** Start DATA ENTRIES **
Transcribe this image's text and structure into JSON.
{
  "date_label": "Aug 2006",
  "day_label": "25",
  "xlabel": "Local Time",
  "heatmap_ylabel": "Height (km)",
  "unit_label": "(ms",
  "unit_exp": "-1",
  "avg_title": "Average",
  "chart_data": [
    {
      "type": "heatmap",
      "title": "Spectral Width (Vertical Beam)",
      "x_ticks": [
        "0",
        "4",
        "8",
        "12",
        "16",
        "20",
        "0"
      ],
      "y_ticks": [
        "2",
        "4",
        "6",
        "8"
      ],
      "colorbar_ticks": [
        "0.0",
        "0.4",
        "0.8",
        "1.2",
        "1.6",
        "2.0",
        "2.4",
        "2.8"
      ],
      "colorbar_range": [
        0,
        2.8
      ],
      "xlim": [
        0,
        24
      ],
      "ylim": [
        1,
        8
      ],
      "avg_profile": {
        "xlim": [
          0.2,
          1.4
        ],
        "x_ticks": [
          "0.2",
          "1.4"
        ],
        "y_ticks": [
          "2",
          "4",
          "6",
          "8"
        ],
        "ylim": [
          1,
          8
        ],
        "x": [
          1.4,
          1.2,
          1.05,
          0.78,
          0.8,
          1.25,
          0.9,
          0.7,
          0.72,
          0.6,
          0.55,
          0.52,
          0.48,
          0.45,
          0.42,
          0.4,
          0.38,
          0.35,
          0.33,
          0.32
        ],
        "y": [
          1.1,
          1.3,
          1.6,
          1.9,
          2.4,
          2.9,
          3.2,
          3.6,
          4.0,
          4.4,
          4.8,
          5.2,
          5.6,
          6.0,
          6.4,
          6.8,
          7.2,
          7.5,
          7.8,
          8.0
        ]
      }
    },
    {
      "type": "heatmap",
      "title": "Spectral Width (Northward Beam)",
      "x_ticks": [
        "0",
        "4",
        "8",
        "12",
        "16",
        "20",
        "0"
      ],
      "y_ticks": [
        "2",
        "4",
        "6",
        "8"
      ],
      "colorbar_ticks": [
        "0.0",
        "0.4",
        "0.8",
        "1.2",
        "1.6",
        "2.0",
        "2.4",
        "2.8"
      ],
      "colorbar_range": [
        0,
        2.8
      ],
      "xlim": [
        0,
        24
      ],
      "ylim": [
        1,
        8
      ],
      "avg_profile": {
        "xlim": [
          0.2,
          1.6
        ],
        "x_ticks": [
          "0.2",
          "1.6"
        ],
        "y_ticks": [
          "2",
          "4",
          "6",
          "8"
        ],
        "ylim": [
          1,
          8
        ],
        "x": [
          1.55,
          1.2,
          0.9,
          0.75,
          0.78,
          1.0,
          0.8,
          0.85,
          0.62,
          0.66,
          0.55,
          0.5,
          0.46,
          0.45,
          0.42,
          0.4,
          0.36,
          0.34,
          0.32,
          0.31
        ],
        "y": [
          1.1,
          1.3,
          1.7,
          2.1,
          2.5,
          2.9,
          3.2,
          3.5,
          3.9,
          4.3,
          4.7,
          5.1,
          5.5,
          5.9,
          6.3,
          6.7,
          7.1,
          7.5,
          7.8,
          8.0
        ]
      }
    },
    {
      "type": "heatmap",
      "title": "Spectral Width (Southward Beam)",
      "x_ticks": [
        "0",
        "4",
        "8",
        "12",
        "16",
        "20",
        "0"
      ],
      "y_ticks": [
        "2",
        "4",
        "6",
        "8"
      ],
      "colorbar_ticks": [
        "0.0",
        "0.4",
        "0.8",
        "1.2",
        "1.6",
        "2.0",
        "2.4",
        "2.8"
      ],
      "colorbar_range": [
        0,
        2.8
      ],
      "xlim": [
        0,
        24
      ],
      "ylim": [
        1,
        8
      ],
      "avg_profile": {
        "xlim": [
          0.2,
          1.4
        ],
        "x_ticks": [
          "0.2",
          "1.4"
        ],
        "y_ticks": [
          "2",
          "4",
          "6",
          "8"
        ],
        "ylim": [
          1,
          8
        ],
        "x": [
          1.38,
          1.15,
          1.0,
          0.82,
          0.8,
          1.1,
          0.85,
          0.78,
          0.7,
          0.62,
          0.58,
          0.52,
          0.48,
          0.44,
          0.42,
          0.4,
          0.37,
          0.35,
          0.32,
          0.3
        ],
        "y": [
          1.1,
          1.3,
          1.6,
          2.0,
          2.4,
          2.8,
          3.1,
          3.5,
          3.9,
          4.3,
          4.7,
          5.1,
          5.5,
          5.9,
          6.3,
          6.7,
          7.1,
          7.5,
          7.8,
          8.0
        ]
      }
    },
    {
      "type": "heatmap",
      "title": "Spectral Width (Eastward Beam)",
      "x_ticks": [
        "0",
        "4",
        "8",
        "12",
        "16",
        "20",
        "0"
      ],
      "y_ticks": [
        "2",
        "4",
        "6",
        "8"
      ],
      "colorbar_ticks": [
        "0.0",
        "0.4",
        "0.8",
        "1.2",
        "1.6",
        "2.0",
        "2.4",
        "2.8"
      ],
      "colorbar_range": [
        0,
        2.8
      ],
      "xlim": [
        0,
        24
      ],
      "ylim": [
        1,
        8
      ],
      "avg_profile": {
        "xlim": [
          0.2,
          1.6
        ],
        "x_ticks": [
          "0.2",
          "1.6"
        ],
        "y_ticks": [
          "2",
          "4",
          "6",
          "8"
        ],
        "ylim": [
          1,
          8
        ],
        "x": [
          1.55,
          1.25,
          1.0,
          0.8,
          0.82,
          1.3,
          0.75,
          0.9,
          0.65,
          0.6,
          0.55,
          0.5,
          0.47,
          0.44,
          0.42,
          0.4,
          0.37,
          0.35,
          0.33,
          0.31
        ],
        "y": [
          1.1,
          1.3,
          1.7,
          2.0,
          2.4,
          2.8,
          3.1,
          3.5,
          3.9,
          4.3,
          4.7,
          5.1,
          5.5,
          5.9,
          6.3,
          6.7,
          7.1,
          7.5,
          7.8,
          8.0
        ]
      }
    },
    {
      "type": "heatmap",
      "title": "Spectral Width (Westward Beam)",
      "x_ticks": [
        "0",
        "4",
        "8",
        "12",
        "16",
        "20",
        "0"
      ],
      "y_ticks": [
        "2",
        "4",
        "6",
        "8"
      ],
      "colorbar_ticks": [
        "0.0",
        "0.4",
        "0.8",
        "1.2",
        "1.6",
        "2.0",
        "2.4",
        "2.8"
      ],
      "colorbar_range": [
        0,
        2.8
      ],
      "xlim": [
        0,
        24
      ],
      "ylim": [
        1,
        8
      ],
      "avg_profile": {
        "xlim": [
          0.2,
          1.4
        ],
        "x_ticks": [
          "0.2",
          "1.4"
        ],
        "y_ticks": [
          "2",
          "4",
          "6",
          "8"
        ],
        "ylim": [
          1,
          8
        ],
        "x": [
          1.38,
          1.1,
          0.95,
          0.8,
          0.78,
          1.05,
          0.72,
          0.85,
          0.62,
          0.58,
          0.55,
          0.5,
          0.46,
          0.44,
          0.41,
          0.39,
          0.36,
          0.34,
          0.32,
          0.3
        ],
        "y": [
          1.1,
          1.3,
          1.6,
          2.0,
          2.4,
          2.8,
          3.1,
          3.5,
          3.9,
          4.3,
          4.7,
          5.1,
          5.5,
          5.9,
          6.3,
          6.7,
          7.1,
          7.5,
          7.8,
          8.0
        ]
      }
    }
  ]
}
** End DATA ENTRIES **
- DIRECTIONS -
How many lines in these records hold the string "Width"? Reply with the number alone.

- EXERCISE RESPONSE -
5